### WHAT IS NEEDED
Rewrite the records below, changing every "Apex MLat/MLT" to "Magnetic Lat/MLT" and leaving everything else as it is.

### GIVEN DATA

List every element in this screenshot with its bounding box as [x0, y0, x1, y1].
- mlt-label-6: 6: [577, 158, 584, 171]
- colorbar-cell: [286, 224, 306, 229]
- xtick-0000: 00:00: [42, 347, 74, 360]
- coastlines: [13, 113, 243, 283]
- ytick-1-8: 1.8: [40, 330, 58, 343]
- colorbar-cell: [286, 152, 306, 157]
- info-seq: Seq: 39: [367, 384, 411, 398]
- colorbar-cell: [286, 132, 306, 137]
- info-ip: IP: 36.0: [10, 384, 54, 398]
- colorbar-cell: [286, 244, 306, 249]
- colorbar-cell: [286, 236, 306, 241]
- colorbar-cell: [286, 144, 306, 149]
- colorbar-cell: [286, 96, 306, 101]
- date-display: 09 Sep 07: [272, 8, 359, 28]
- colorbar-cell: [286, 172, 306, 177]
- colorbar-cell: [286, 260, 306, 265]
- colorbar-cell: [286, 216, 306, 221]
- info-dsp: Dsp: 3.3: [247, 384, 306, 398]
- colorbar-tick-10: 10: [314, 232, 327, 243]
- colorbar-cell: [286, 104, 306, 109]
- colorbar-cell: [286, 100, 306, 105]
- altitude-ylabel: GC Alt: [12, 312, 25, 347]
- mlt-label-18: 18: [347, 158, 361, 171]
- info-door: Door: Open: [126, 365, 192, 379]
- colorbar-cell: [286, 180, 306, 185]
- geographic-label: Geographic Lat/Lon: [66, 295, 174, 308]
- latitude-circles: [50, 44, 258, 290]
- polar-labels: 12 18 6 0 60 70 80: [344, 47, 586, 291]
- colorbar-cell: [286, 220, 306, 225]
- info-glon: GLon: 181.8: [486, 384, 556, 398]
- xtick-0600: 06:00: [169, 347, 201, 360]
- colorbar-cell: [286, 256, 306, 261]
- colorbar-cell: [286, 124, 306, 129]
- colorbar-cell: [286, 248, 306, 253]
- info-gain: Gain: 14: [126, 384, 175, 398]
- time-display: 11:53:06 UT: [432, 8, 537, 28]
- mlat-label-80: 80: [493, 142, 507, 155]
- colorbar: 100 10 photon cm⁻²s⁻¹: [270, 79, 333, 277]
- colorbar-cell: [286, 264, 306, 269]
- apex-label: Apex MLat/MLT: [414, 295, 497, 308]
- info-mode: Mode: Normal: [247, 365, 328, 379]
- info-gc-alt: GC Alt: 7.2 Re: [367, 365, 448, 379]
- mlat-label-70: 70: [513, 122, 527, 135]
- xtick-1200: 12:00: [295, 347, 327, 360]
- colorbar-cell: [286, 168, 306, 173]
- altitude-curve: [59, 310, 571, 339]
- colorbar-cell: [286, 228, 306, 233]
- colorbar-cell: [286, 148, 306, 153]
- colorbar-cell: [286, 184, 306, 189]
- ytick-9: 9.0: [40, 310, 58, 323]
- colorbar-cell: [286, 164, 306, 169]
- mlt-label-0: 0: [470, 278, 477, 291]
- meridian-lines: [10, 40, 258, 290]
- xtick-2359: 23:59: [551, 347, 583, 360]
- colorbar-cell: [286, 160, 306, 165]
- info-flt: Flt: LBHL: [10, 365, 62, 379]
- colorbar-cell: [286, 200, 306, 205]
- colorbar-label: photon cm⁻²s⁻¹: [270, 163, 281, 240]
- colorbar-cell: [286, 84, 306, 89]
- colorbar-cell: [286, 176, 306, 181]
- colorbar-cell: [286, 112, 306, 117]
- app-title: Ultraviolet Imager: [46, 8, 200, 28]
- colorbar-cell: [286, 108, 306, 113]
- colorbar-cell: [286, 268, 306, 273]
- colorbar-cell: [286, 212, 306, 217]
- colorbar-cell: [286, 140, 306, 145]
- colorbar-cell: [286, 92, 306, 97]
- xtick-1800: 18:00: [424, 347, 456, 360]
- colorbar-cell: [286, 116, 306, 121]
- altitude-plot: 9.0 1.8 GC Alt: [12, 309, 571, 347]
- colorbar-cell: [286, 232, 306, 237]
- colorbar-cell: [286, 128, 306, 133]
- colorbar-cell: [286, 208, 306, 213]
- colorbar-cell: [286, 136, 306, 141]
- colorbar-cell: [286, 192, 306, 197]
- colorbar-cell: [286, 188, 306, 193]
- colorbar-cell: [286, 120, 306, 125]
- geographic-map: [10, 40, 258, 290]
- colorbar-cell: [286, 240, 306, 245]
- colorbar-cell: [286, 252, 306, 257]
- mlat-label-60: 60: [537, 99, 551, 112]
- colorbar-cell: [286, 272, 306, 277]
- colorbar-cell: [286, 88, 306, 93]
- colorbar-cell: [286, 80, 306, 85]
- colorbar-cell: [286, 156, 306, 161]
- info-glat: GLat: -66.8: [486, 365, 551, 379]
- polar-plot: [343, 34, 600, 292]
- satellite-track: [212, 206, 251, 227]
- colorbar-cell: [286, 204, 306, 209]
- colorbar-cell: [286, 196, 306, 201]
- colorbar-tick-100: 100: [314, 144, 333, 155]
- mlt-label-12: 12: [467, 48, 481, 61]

### CORRECT ANSWER
List every element in this screenshot with its bounding box as [x0, y0, x1, y1].
- mlt-label-6: 6: [577, 158, 584, 171]
- colorbar-cell: [286, 224, 306, 229]
- xtick-0000: 00:00: [42, 347, 74, 360]
- coastlines: [13, 113, 243, 283]
- ytick-1-8: 1.8: [40, 330, 58, 343]
- colorbar-cell: [286, 152, 306, 157]
- info-seq: Seq: 39: [367, 384, 411, 398]
- colorbar-cell: [286, 132, 306, 137]
- info-ip: IP: 36.0: [10, 384, 54, 398]
- colorbar-cell: [286, 244, 306, 249]
- colorbar-cell: [286, 236, 306, 241]
- colorbar-cell: [286, 144, 306, 149]
- colorbar-cell: [286, 96, 306, 101]
- date-display: 09 Sep 07: [272, 8, 359, 28]
- colorbar-cell: [286, 172, 306, 177]
- colorbar-cell: [286, 260, 306, 265]
- colorbar-cell: [286, 216, 306, 221]
- info-dsp: Dsp: 3.3: [247, 384, 306, 398]
- colorbar-tick-10: 10: [314, 232, 327, 243]
- colorbar-cell: [286, 104, 306, 109]
- colorbar-cell: [286, 100, 306, 105]
- altitude-ylabel: GC Alt: [12, 312, 25, 347]
- mlt-label-18: 18: [347, 158, 361, 171]
- info-door: Door: Open: [126, 365, 192, 379]
- colorbar-cell: [286, 180, 306, 185]
- geographic-label: Geographic Lat/Lon: [66, 295, 174, 308]
- latitude-circles: [50, 44, 258, 290]
- polar-labels: 12 18 6 0 60 70 80: [344, 47, 586, 291]
- colorbar-cell: [286, 220, 306, 225]
- info-glon: GLon: 181.8: [486, 384, 556, 398]
- xtick-0600: 06:00: [169, 347, 201, 360]
- colorbar-cell: [286, 256, 306, 261]
- colorbar-cell: [286, 124, 306, 129]
- colorbar-cell: [286, 248, 306, 253]
- info-gain: Gain: 14: [126, 384, 175, 398]
- time-display: 11:53:06 UT: [432, 8, 537, 28]
- mlat-label-80: 80: [493, 142, 507, 155]
- colorbar: 100 10 photon cm⁻²s⁻¹: [270, 79, 333, 277]
- colorbar-cell: [286, 264, 306, 269]
- apex-label: Magnetic Lat/MLT: [414, 295, 497, 308]
- info-mode: Mode: Normal: [247, 365, 328, 379]
- info-gc-alt: GC Alt: 7.2 Re: [367, 365, 448, 379]
- mlat-label-70: 70: [513, 122, 527, 135]
- xtick-1200: 12:00: [295, 347, 327, 360]
- colorbar-cell: [286, 168, 306, 173]
- altitude-curve: [59, 310, 571, 339]
- colorbar-cell: [286, 228, 306, 233]
- colorbar-cell: [286, 148, 306, 153]
- colorbar-cell: [286, 184, 306, 189]
- ytick-9: 9.0: [40, 310, 58, 323]
- colorbar-cell: [286, 164, 306, 169]
- mlt-label-0: 0: [470, 278, 477, 291]
- meridian-lines: [10, 40, 258, 290]
- xtick-2359: 23:59: [551, 347, 583, 360]
- colorbar-cell: [286, 160, 306, 165]
- info-flt: Flt: LBHL: [10, 365, 62, 379]
- colorbar-cell: [286, 200, 306, 205]
- colorbar-label: photon cm⁻²s⁻¹: [270, 163, 281, 240]
- colorbar-cell: [286, 84, 306, 89]
- colorbar-cell: [286, 176, 306, 181]
- colorbar-cell: [286, 112, 306, 117]
- app-title: Ultraviolet Imager: [46, 8, 200, 28]
- colorbar-cell: [286, 108, 306, 113]
- colorbar-cell: [286, 268, 306, 273]
- colorbar-cell: [286, 212, 306, 217]
- colorbar-cell: [286, 140, 306, 145]
- colorbar-cell: [286, 92, 306, 97]
- xtick-1800: 18:00: [424, 347, 456, 360]
- colorbar-cell: [286, 116, 306, 121]
- altitude-plot: 9.0 1.8 GC Alt: [12, 309, 571, 347]
- colorbar-cell: [286, 232, 306, 237]
- colorbar-cell: [286, 128, 306, 133]
- colorbar-cell: [286, 208, 306, 213]
- colorbar-cell: [286, 136, 306, 141]
- colorbar-cell: [286, 192, 306, 197]
- colorbar-cell: [286, 188, 306, 193]
- colorbar-cell: [286, 120, 306, 125]
- geographic-map: [10, 40, 258, 290]
- colorbar-cell: [286, 240, 306, 245]
- colorbar-cell: [286, 252, 306, 257]
- mlat-label-60: 60: [537, 99, 551, 112]
- colorbar-cell: [286, 272, 306, 277]
- colorbar-cell: [286, 88, 306, 93]
- colorbar-cell: [286, 80, 306, 85]
- colorbar-cell: [286, 156, 306, 161]
- info-glat: GLat: -66.8: [486, 365, 551, 379]
- polar-plot: [343, 34, 600, 292]
- satellite-track: [212, 206, 251, 227]
- colorbar-cell: [286, 204, 306, 209]
- colorbar-cell: [286, 196, 306, 201]
- colorbar-tick-100: 100: [314, 144, 333, 155]
- mlt-label-12: 12: [467, 48, 481, 61]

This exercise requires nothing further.